WRITTEN EXERCISE
Output the entries verbatim, including every line.

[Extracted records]

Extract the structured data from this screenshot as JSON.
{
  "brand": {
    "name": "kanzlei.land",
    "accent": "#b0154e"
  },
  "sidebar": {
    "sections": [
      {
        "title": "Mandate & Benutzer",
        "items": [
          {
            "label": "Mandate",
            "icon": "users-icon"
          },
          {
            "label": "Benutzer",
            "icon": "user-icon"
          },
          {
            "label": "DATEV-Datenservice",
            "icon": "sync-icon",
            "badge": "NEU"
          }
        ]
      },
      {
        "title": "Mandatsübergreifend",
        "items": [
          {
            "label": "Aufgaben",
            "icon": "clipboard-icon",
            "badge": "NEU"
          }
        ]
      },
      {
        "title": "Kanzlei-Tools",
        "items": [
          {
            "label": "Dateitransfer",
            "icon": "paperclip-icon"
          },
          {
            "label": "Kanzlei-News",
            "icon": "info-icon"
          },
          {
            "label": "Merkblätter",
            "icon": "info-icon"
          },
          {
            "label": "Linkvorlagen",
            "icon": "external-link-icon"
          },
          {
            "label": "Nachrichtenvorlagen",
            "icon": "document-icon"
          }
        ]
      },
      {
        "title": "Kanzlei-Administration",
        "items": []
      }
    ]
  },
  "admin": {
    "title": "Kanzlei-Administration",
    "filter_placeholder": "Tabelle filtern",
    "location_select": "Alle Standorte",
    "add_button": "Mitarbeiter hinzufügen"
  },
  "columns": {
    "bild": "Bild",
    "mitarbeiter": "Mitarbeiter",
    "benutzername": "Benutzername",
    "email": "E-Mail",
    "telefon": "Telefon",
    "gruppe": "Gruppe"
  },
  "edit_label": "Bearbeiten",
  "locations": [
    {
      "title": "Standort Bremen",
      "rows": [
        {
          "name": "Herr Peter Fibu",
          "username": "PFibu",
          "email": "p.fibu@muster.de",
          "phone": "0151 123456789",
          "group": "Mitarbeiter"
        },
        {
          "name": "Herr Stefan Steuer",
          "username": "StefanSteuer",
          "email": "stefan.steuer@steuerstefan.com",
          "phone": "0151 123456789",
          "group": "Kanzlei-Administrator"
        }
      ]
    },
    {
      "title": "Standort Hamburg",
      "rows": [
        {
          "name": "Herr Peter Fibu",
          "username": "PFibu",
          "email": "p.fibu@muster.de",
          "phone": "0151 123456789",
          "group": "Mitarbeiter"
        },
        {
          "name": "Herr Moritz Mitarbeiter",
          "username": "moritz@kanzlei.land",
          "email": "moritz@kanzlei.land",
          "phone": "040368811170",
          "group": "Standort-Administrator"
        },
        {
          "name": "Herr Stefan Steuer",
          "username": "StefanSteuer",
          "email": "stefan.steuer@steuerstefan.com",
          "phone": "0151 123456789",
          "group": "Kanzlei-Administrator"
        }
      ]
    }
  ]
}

FINISHED ANSWER
Extract the structured data from this screenshot as JSON.
{
  "brand": {
    "name": "kanzlei.land",
    "accent": "#b0154e"
  },
  "sidebar": {
    "sections": [
      {
        "title": "Mandate & Benutzer",
        "items": [
          {
            "label": "Mandate",
            "icon": "users-icon"
          },
          {
            "label": "Benutzer",
            "icon": "user-icon"
          },
          {
            "label": "DATEV-Datenservice",
            "icon": "sync-icon",
            "badge": "NEU"
          }
        ]
      },
      {
        "title": "Mandatsübergreifend",
        "items": [
          {
            "label": "Aufgaben",
            "icon": "clipboard-icon",
            "badge": "NEU"
          }
        ]
      },
      {
        "title": "Kanzlei-Tools",
        "items": [
          {
            "label": "Dateitransfer",
            "icon": "paperclip-icon"
          },
          {
            "label": "Kanzlei-News",
            "icon": "info-icon"
          },
          {
            "label": "Merkblätter",
            "icon": "info-icon"
          },
          {
            "label": "Linkvorlagen",
            "icon": "external-link-icon"
          },
          {
            "label": "Nachrichtenvorlagen",
            "icon": "document-icon"
          }
        ]
      },
      {
        "title": "Kanzlei-Administration",
        "items": []
      }
    ]
  },
  "admin": {
    "title": "Kanzlei-Administration",
    "filter_placeholder": "Tabelle filtern",
    "location_select": "Alle Standorte",
    "add_button": "Mitarbeiter hinzufügen"
  },
  "columns": {
    "bild": "Bild",
    "mitarbeiter": "Mitarbeiter",
    "benutzername": "Benutzername",
    "email": "E-Mail",
    "telefon": "Telefon",
    "gruppe": "Gruppe"
  },
  "edit_label": "Bearbeiten",
  "locations": [
    {
      "title": "Standort Bremen",
      "rows": [
        {
          "name": "Herr Peter Fibu",
          "username": "PFibu",
          "email": "p.fibu@muster.de",
          "phone": "0151 123456789",
          "group": "Mitarbeiter"
        },
        {
          "name": "Herr Stefan Steuer",
          "username": "StefanSteuer",
          "email": "stefan.steuer@steuerstefan.com",
          "phone": "0151 123456789",
          "group": "Kanzlei-Administrator"
        }
      ]
    },
    {
      "title": "Standort Hamburg",
      "rows": [
        {
          "name": "Herr Peter Fibu",
          "username": "PFibu",
          "email": "p.fibu@muster.de",
          "phone": "0151 123456789",
          "group": "Mitarbeiter"
        },
        {
          "name": "Herr Moritz Mitarbeiter",
          "username": "moritz@kanzlei.land",
          "email": "moritz@kanzlei.land",
          "phone": "040368811170",
          "group": "Standort-Administrator"
        },
        {
          "name": "Herr Stefan Steuer",
          "username": "StefanSteuer",
          "email": "stefan.steuer@steuerstefan.com",
          "phone": "0151 123456789",
          "group": "Kanzlei-Administrator"
        }
      ]
    }
  ]
}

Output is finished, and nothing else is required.